GIVEN PROBLEM: Count every line where "időbeli" shows up, and give that number only.

'''

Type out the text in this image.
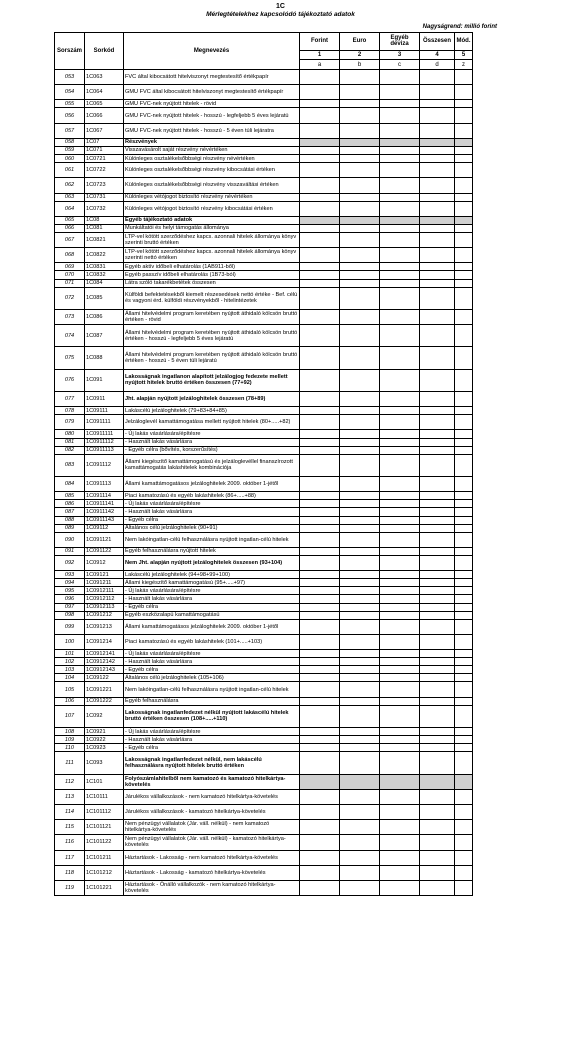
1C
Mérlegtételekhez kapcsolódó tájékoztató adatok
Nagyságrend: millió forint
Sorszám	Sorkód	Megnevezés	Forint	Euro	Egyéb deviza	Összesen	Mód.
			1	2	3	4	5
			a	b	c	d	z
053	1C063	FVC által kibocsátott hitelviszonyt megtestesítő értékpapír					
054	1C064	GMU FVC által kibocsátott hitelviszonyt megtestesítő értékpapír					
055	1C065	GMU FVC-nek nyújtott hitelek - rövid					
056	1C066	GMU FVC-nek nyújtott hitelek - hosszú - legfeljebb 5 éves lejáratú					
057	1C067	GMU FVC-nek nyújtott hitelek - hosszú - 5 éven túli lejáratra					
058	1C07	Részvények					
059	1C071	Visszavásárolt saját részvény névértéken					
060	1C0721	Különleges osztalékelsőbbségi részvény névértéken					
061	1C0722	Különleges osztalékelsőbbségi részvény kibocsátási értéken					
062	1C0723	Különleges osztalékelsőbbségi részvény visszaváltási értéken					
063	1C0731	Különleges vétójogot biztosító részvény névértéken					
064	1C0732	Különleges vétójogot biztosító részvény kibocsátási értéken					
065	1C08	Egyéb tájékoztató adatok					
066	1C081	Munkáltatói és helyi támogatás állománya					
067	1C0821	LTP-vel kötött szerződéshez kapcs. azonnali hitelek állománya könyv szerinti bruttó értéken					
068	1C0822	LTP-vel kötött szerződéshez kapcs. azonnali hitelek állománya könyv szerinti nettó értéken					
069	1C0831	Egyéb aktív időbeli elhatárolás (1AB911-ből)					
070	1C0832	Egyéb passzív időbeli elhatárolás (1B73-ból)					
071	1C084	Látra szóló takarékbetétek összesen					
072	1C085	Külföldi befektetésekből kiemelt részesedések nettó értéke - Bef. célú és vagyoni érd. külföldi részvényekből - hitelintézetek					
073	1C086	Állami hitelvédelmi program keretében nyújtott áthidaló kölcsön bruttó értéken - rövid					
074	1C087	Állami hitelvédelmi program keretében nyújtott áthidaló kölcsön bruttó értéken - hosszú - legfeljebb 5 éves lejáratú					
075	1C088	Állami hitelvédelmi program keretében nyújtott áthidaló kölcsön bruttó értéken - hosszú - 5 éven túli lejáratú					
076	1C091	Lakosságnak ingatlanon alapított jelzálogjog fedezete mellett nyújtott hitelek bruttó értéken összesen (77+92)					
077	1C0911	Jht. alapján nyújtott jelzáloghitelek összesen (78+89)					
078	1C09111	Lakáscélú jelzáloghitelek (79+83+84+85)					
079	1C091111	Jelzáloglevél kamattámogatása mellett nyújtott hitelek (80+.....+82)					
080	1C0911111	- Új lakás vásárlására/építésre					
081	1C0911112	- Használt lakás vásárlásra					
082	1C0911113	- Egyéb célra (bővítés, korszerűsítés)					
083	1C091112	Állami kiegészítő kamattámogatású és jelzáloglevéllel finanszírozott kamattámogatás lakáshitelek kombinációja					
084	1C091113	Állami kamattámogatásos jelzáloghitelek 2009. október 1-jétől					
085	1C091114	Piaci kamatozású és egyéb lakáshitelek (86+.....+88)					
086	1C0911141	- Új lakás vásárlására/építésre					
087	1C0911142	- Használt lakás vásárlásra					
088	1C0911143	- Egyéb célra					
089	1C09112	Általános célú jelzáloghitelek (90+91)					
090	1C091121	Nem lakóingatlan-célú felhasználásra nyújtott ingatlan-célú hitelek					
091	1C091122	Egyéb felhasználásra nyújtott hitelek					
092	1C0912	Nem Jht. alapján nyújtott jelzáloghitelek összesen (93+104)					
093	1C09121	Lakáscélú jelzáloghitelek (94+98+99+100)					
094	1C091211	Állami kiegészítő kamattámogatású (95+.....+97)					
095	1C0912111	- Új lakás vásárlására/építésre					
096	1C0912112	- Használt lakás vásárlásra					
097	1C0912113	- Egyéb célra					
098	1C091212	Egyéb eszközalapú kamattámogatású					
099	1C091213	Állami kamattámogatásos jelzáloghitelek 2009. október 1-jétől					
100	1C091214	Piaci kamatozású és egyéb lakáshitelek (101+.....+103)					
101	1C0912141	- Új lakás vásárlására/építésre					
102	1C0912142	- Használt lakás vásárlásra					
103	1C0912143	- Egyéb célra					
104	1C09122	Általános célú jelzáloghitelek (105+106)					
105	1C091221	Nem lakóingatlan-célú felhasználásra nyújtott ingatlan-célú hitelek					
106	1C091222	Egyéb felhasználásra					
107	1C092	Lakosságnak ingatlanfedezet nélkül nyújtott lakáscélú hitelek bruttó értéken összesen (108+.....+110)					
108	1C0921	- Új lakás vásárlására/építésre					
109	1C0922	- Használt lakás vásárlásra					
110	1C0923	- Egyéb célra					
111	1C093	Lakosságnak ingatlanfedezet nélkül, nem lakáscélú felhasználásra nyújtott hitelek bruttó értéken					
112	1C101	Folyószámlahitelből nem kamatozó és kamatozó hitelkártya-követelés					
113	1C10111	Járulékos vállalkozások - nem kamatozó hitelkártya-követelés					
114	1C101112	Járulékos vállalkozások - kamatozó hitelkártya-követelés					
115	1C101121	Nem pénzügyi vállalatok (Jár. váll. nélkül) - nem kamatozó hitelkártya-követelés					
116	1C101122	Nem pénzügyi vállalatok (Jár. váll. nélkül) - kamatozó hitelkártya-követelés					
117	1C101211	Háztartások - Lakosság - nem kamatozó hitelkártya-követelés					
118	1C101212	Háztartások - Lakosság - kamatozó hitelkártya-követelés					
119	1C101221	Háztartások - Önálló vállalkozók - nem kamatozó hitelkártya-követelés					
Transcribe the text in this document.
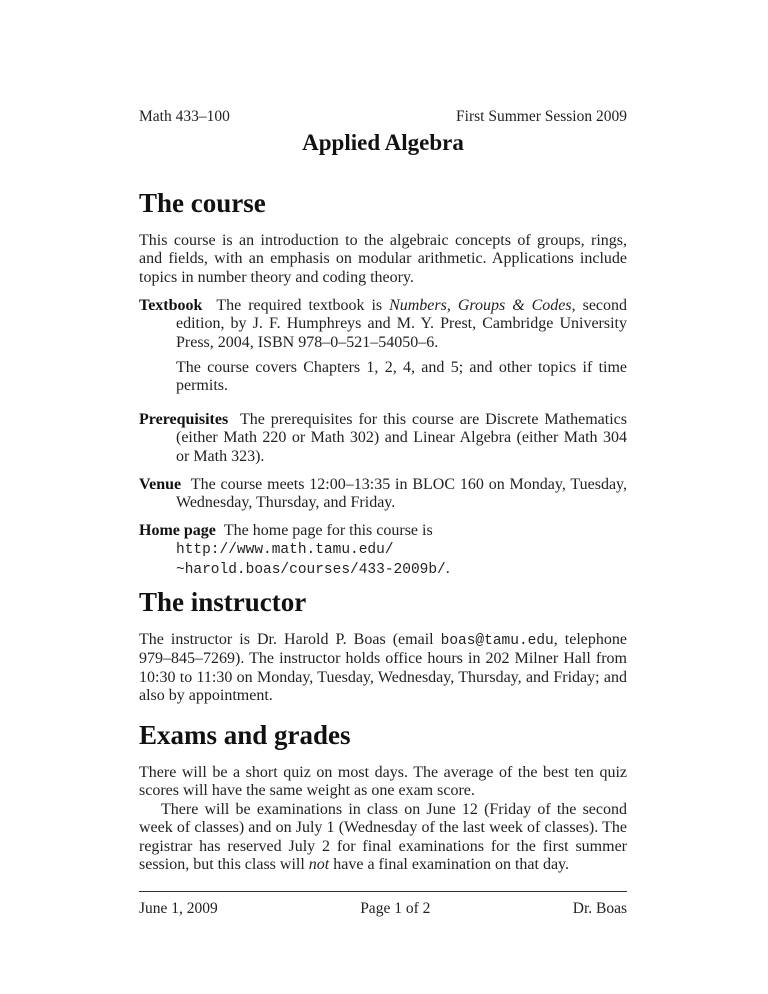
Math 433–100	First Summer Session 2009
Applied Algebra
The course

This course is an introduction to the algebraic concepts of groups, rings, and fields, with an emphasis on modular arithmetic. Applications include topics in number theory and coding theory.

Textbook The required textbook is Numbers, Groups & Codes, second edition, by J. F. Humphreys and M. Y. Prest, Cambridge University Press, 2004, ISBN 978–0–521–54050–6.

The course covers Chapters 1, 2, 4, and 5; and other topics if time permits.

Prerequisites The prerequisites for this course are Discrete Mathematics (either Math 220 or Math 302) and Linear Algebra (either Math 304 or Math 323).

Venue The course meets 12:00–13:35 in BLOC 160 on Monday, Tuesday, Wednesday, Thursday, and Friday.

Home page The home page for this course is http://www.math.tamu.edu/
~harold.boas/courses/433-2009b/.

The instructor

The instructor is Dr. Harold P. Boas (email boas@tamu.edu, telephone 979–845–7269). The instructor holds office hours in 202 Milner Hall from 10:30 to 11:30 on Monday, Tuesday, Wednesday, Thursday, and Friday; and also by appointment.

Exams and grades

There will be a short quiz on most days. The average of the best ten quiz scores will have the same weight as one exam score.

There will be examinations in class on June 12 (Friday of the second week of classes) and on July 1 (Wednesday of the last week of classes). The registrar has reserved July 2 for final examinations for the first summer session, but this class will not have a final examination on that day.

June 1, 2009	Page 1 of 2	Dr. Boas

'''

CORRECT RESPONSE: 2